Task requirements: Each line containing the word "title" must be collected.

Task data:

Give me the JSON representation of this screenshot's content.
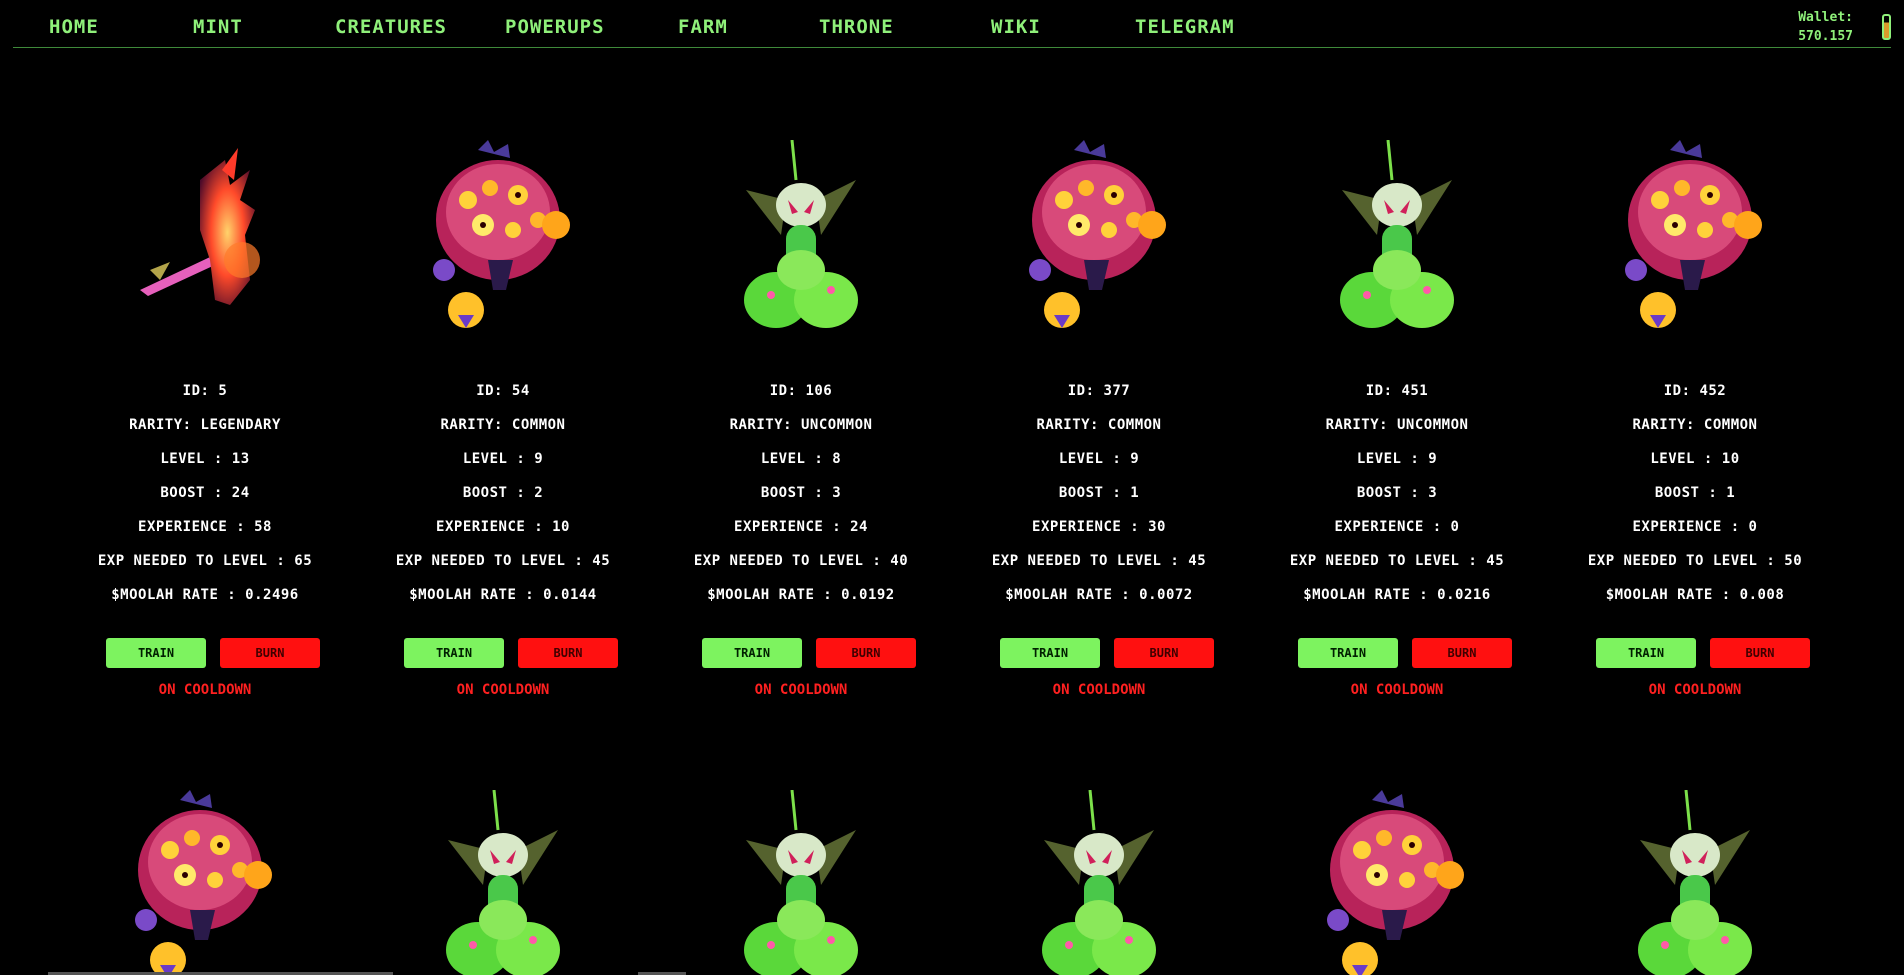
{
  "nav": {
    "items": [
      "Home",
      "Mint",
      "Creatures",
      "Powerups",
      "Farm",
      "Throne",
      "Wiki",
      "Telegram"
    ],
    "wallet_label": "Wallet:",
    "wallet_value": "570.157"
  },
  "labels": {
    "train": "Train",
    "burn": "Burn",
    "cooldown": "On Cooldown"
  },
  "cards": [
    {
      "id": "ID: 5",
      "rarity": "Rarity: Legendary",
      "level": "Level : 13",
      "boost": "Boost : 24",
      "experience": "Experience : 58",
      "exp_needed": "Exp Needed To Level : 65",
      "rate": "$Moolah Rate : 0.2496",
      "creature": "flame-knight"
    },
    {
      "id": "ID: 54",
      "rarity": "Rarity: Common",
      "level": "Level : 9",
      "boost": "Boost : 2",
      "experience": "Experience : 10",
      "exp_needed": "Exp Needed To Level : 45",
      "rate": "$Moolah Rate : 0.0144",
      "creature": "eye-blob"
    },
    {
      "id": "ID: 106",
      "rarity": "Rarity: Uncommon",
      "level": "Level : 8",
      "boost": "Boost : 3",
      "experience": "Experience : 24",
      "exp_needed": "Exp Needed To Level : 40",
      "rate": "$Moolah Rate : 0.0192",
      "creature": "green-bug"
    },
    {
      "id": "ID: 377",
      "rarity": "Rarity: Common",
      "level": "Level : 9",
      "boost": "Boost : 1",
      "experience": "Experience : 30",
      "exp_needed": "Exp Needed To Level : 45",
      "rate": "$Moolah Rate : 0.0072",
      "creature": "eye-blob"
    },
    {
      "id": "ID: 451",
      "rarity": "Rarity: Uncommon",
      "level": "Level : 9",
      "boost": "Boost : 3",
      "experience": "Experience : 0",
      "exp_needed": "Exp Needed To Level : 45",
      "rate": "$Moolah Rate : 0.0216",
      "creature": "green-bug"
    },
    {
      "id": "ID: 452",
      "rarity": "Rarity: Common",
      "level": "Level : 10",
      "boost": "Boost : 1",
      "experience": "Experience : 0",
      "exp_needed": "Exp Needed To Level : 50",
      "rate": "$Moolah Rate : 0.008",
      "creature": "eye-blob"
    }
  ],
  "next_row": [
    "eye-blob",
    "green-bug",
    "green-bug",
    "green-bug",
    "eye-blob",
    "green-bug"
  ],
  "colors": {
    "nav_text": "#8ff07a",
    "train": "#7df35f",
    "burn": "#ff1010",
    "cooldown": "#ff2020"
  }
}
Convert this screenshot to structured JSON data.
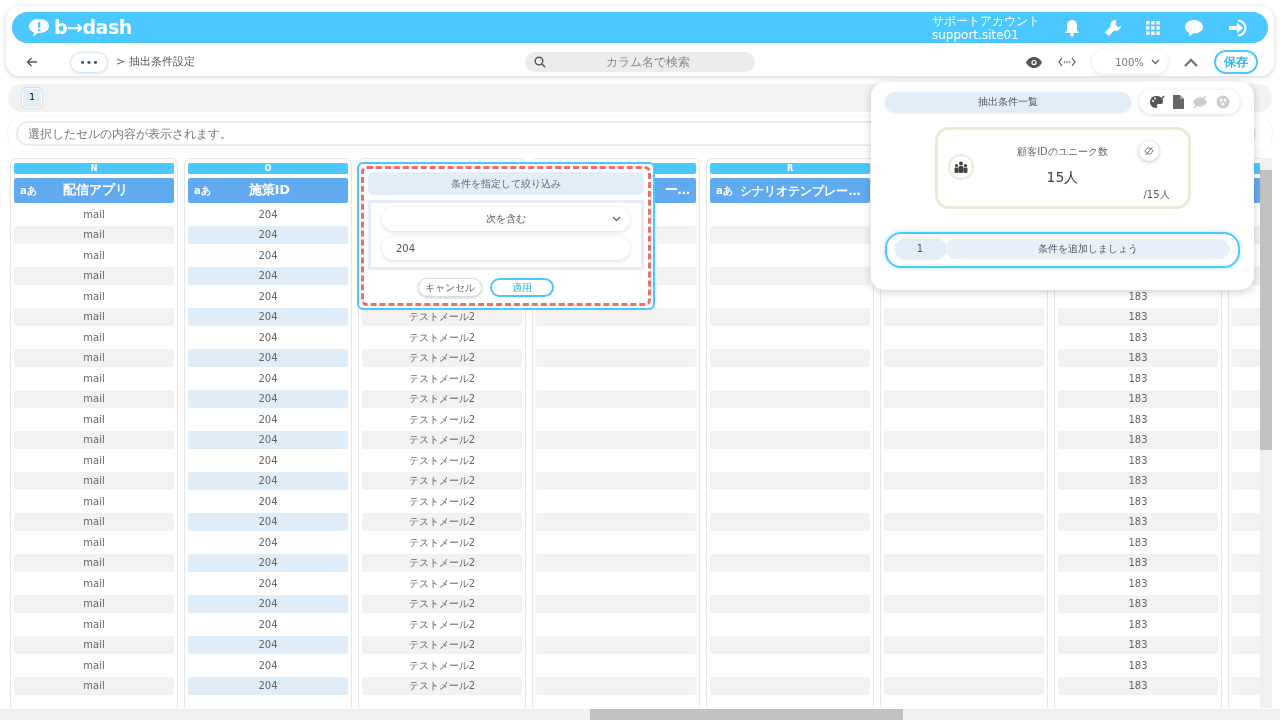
{
  "header": {
    "logo": "b→dash",
    "account_name": "サポートアカウント",
    "account_id": "support.site01"
  },
  "toolbar": {
    "more": "•••",
    "breadcrumb": "> 抽出条件設定",
    "search": {
      "placeholder": "カラム名で検索"
    },
    "zoom": "100%",
    "save": "保存"
  },
  "sheet_tabs": [
    {
      "label": "1",
      "selected": true
    }
  ],
  "cell_preview": {
    "placeholder": "選択したセルの内容が表示されます。"
  },
  "table": {
    "columns": [
      {
        "letter": "N",
        "type_badge": "aあ",
        "label": "配信アプリ",
        "filtered": false
      },
      {
        "letter": "O",
        "type_badge": "aあ",
        "label": "施策ID",
        "filtered": true
      },
      {
        "filtered": false
      },
      {
        "label": "ー…",
        "filtered": false
      },
      {
        "letter": "R",
        "type_badge": "aあ",
        "label": "シナリオテンプレー…",
        "filtered": false
      },
      {
        "filtered": false
      },
      {
        "filtered": false
      },
      {
        "filtered": false
      }
    ],
    "rows": [
      {
        "column_1": "mail",
        "column_2": "204"
      },
      {
        "column_1": "mail",
        "column_2": "204"
      },
      {
        "column_1": "mail",
        "column_2": "204"
      },
      {
        "column_1": "mail",
        "column_2": "204"
      },
      {
        "column_1": "mail",
        "column_2": "204",
        "column_7": "183"
      },
      {
        "column_1": "mail",
        "column_2": "204",
        "column_3": "テストメール2",
        "column_7": "183"
      },
      {
        "column_1": "mail",
        "column_2": "204",
        "column_3": "テストメール2",
        "column_7": "183"
      },
      {
        "column_1": "mail",
        "column_2": "204",
        "column_3": "テストメール2",
        "column_7": "183"
      },
      {
        "column_1": "mail",
        "column_2": "204",
        "column_3": "テストメール2",
        "column_7": "183"
      },
      {
        "column_1": "mail",
        "column_2": "204",
        "column_3": "テストメール2",
        "column_7": "183"
      },
      {
        "column_1": "mail",
        "column_2": "204",
        "column_3": "テストメール2",
        "column_7": "183"
      },
      {
        "column_1": "mail",
        "column_2": "204",
        "column_3": "テストメール2",
        "column_7": "183"
      },
      {
        "column_1": "mail",
        "column_2": "204",
        "column_3": "テストメール2",
        "column_7": "183"
      },
      {
        "column_1": "mail",
        "column_2": "204",
        "column_3": "テストメール2",
        "column_7": "183"
      },
      {
        "column_1": "mail",
        "column_2": "204",
        "column_3": "テストメール2",
        "column_7": "183"
      },
      {
        "column_1": "mail",
        "column_2": "204",
        "column_3": "テストメール2",
        "column_7": "183"
      },
      {
        "column_1": "mail",
        "column_2": "204",
        "column_3": "テストメール2",
        "column_7": "183"
      },
      {
        "column_1": "mail",
        "column_2": "204",
        "column_3": "テストメール2",
        "column_7": "183"
      },
      {
        "column_1": "mail",
        "column_2": "204",
        "column_3": "テストメール2",
        "column_7": "183"
      },
      {
        "column_1": "mail",
        "column_2": "204",
        "column_3": "テストメール2",
        "column_7": "183"
      },
      {
        "column_1": "mail",
        "column_2": "204",
        "column_3": "テストメール2",
        "column_7": "183"
      },
      {
        "column_1": "mail",
        "column_2": "204",
        "column_3": "テストメール2",
        "column_7": "183"
      },
      {
        "column_1": "mail",
        "column_2": "204",
        "column_3": "テストメール2",
        "column_7": "183"
      },
      {
        "column_1": "mail",
        "column_2": "204",
        "column_3": "テストメール2",
        "column_7": "183"
      }
    ]
  },
  "filter_popup": {
    "title": "条件を指定して絞り込み",
    "operator": "次を含む",
    "value": "204",
    "cancel": "キャンセル",
    "apply": "適用"
  },
  "condition_panel": {
    "tab": "抽出条件一覧",
    "metric": {
      "title": "顧客IDのユニーク数",
      "value": "15人",
      "total": "/15人"
    },
    "conditions": [
      {
        "number": "1",
        "label": "条件を追加しましょう"
      }
    ]
  }
}
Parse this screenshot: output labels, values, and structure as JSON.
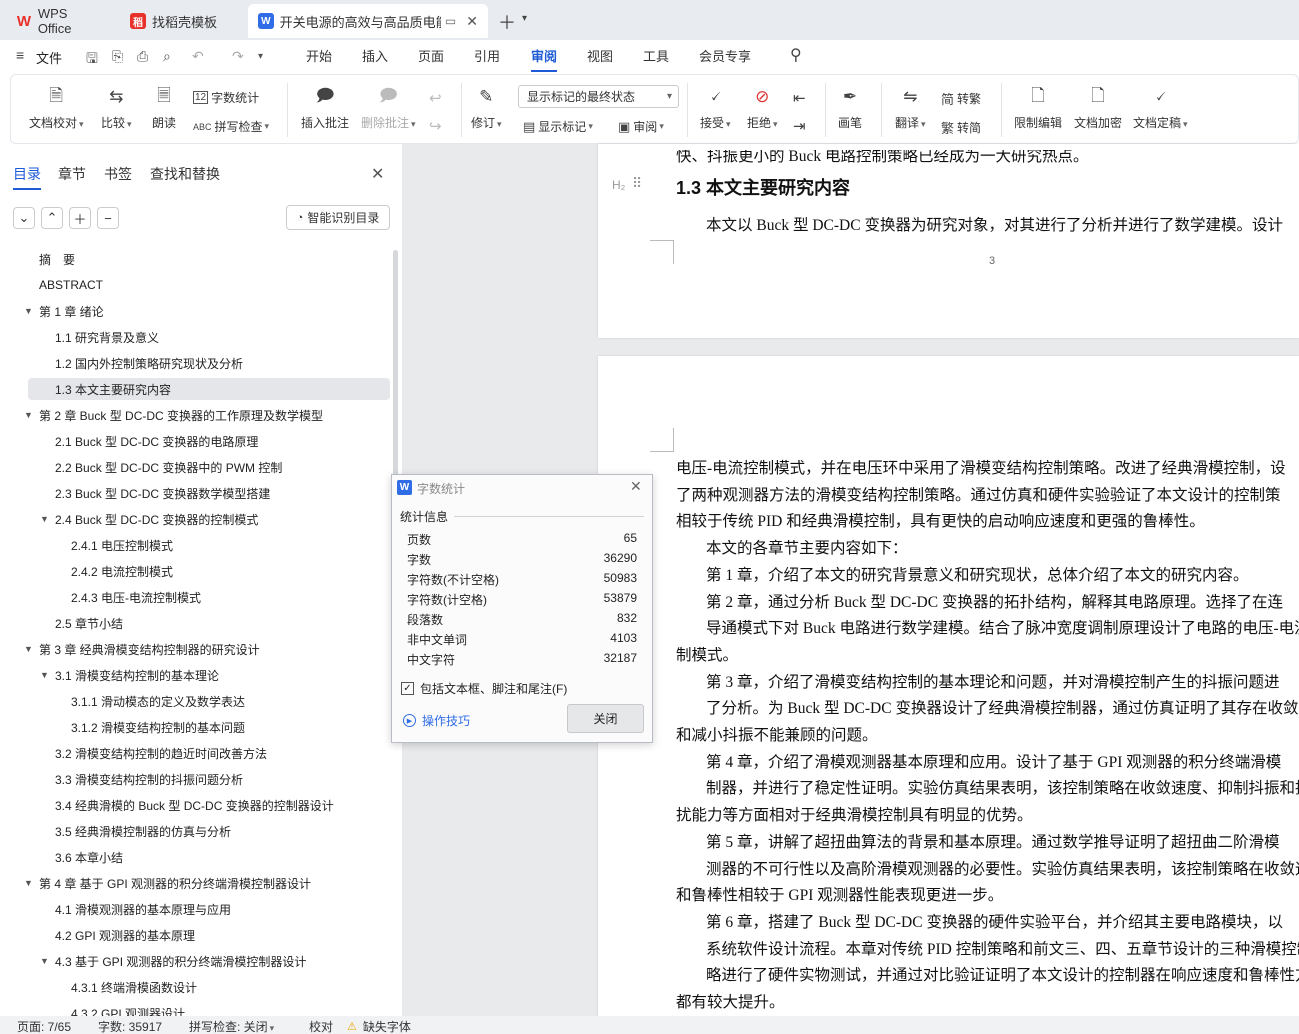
{
  "tabs": [
    {
      "label": "WPS Office",
      "icon": "wps-logo-icon"
    },
    {
      "label": "找稻壳模板",
      "icon": "docer-icon"
    },
    {
      "label": "开关电源的高效与高品质电能",
      "icon": "writer-doc-icon"
    }
  ],
  "menu": {
    "file": "文件",
    "items": [
      "开始",
      "插入",
      "页面",
      "引用",
      "审阅",
      "视图",
      "工具",
      "会员专享"
    ],
    "active": "审阅"
  },
  "ribbon": {
    "doc_proof": "文档校对",
    "compare": "比较",
    "read_aloud": "朗读",
    "word_count": "字数统计",
    "spell_check": "拼写检查",
    "insert_comment": "插入批注",
    "delete_comment": "删除批注",
    "revise": "修订",
    "markup_dropdown": "显示标记的最终状态",
    "show_markup": "显示标记",
    "review": "审阅",
    "accept": "接受",
    "reject": "拒绝",
    "pen": "画笔",
    "translate": "翻译",
    "trad": "转繁",
    "simp": "转简",
    "restrict": "限制编辑",
    "encrypt": "文档加密",
    "finalize": "文档定稿"
  },
  "nav": {
    "tabs": [
      "目录",
      "章节",
      "书签",
      "查找和替换"
    ],
    "smart_btn": "智能识别目录",
    "toc": [
      {
        "label": "摘　要",
        "level": 0
      },
      {
        "label": "ABSTRACT",
        "level": 0
      },
      {
        "label": "第 1 章  绪论",
        "level": 0,
        "exp": true
      },
      {
        "label": "1.1  研究背景及意义",
        "level": 1
      },
      {
        "label": "1.2  国内外控制策略研究现状及分析",
        "level": 1
      },
      {
        "label": "1.3  本文主要研究内容",
        "level": 1,
        "sel": true
      },
      {
        "label": "第 2 章  Buck 型 DC-DC 变换器的工作原理及数学模型",
        "level": 0,
        "exp": true
      },
      {
        "label": "2.1 Buck 型 DC-DC 变换器的电路原理",
        "level": 1
      },
      {
        "label": "2.2 Buck 型 DC-DC 变换器中的 PWM 控制",
        "level": 1
      },
      {
        "label": "2.3 Buck 型 DC-DC 变换器数学模型搭建",
        "level": 1
      },
      {
        "label": "2.4 Buck 型 DC-DC 变换器的控制模式",
        "level": 1,
        "exp": true
      },
      {
        "label": "2.4.1  电压控制模式",
        "level": 2
      },
      {
        "label": "2.4.2  电流控制模式",
        "level": 2
      },
      {
        "label": "2.4.3  电压-电流控制模式",
        "level": 2
      },
      {
        "label": "2.5 章节小结",
        "level": 1
      },
      {
        "label": "第 3 章  经典滑模变结构控制器的研究设计",
        "level": 0,
        "exp": true
      },
      {
        "label": "3.1 滑模变结构控制的基本理论",
        "level": 1,
        "exp": true
      },
      {
        "label": "3.1.1 滑动模态的定义及数学表达",
        "level": 2
      },
      {
        "label": "3.1.2 滑模变结构控制的基本问题",
        "level": 2
      },
      {
        "label": "3.2 滑模变结构控制的趋近时间改善方法",
        "level": 1
      },
      {
        "label": "3.3 滑模变结构控制的抖振问题分析",
        "level": 1
      },
      {
        "label": "3.4 经典滑模的 Buck 型 DC-DC 变换器的控制器设计",
        "level": 1
      },
      {
        "label": "3.5 经典滑模控制器的仿真与分析",
        "level": 1
      },
      {
        "label": "3.6 本章小结",
        "level": 1
      },
      {
        "label": "第 4 章  基于 GPI 观测器的积分终端滑模控制器设计",
        "level": 0,
        "exp": true
      },
      {
        "label": "4.1 滑模观测器的基本原理与应用",
        "level": 1
      },
      {
        "label": "4.2 GPI 观测器的基本原理",
        "level": 1
      },
      {
        "label": "4.3 基于 GPI 观测器的积分终端滑模控制器设计",
        "level": 1,
        "exp": true
      },
      {
        "label": "4.3.1  终端滑模函数设计",
        "level": 2
      },
      {
        "label": "4.3.2 GPI 观测器设计",
        "level": 2
      }
    ]
  },
  "doc": {
    "page1_top": "快、抖振更小的 Buck 电路控制策略已经成为一大研究热点。",
    "heading": "1.3  本文主要研究内容",
    "heading_marker": "H₂",
    "page1_para": "本文以 Buck 型 DC-DC 变换器为研究对象，对其进行了分析并进行了数学建模。设计",
    "page_number": "3",
    "lines": [
      "电压-电流控制模式，并在电压环中采用了滑模变结构控制策略。改进了经典滑模控制，设",
      "了两种观测器方法的滑模变结构控制策略。通过仿真和硬件实验验证了本文设计的控制策",
      "相较于传统 PID 和经典滑模控制，具有更快的启动响应速度和更强的鲁棒性。",
      "本文的各章节主要内容如下：",
      "第 1 章，介绍了本文的研究背景意义和研究现状，总体介绍了本文的研究内容。",
      "第 2 章，通过分析 Buck 型 DC-DC 变换器的拓扑结构，解释其电路原理。选择了在连",
      "导通模式下对 Buck 电路进行数学建模。结合了脉冲宽度调制原理设计了电路的电压-电流",
      "制模式。",
      "第 3 章，介绍了滑模变结构控制的基本理论和问题，并对滑模控制产生的抖振问题进",
      "了分析。为 Buck 型 DC-DC 变换器设计了经典滑模控制器，通过仿真证明了其存在收敛速",
      "和减小抖振不能兼顾的问题。",
      "第 4 章，介绍了滑模观测器基本原理和应用。设计了基于 GPI 观测器的积分终端滑模",
      "制器，并进行了稳定性证明。实验仿真结果表明，该控制策略在收敛速度、抑制抖振和抗",
      "扰能力等方面相对于经典滑模控制具有明显的优势。",
      "第 5 章，讲解了超扭曲算法的背景和基本原理。通过数学推导证明了超扭曲二阶滑模",
      "测器的不可行性以及高阶滑模观测器的必要性。实验仿真结果表明，该控制策略在收敛速",
      "和鲁棒性相较于 GPI 观测器性能表现更进一步。",
      "第 6 章，搭建了 Buck 型 DC-DC 变换器的硬件实验平台，并介绍其主要电路模块，以",
      "系统软件设计流程。本章对传统 PID 控制策略和前文三、四、五章节设计的三种滑模控制",
      "略进行了硬件实物测试，并通过对比验证证明了本文设计的控制器在响应速度和鲁棒性方",
      "都有较大提升。"
    ]
  },
  "dialog": {
    "title": "字数统计",
    "section": "统计信息",
    "stats": [
      {
        "label": "页数",
        "value": "65"
      },
      {
        "label": "字数",
        "value": "36290"
      },
      {
        "label": "字符数(不计空格)",
        "value": "50983"
      },
      {
        "label": "字符数(计空格)",
        "value": "53879"
      },
      {
        "label": "段落数",
        "value": "832"
      },
      {
        "label": "非中文单词",
        "value": "4103"
      },
      {
        "label": "中文字符",
        "value": "32187"
      }
    ],
    "checkbox": "包括文本框、脚注和尾注(F)",
    "checked": true,
    "tips": "操作技巧",
    "close": "关闭"
  },
  "status": {
    "page": "页面: 7/65",
    "words": "字数: 35917",
    "spell": "拼写检查: 关闭",
    "proof": "校对",
    "missing_font": "缺失字体"
  }
}
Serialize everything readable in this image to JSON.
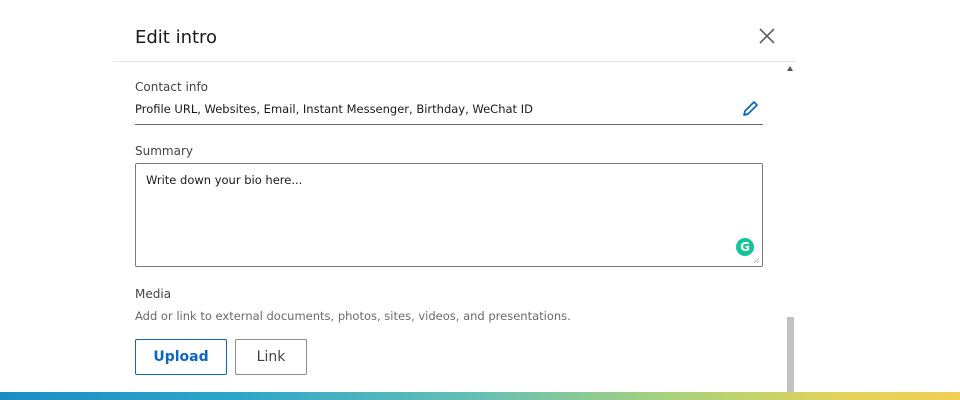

Finished answer:
    "title": "条件を指定して絞り込み",
      "title": "顧客IDのユニーク数",
    "title": "字数统计",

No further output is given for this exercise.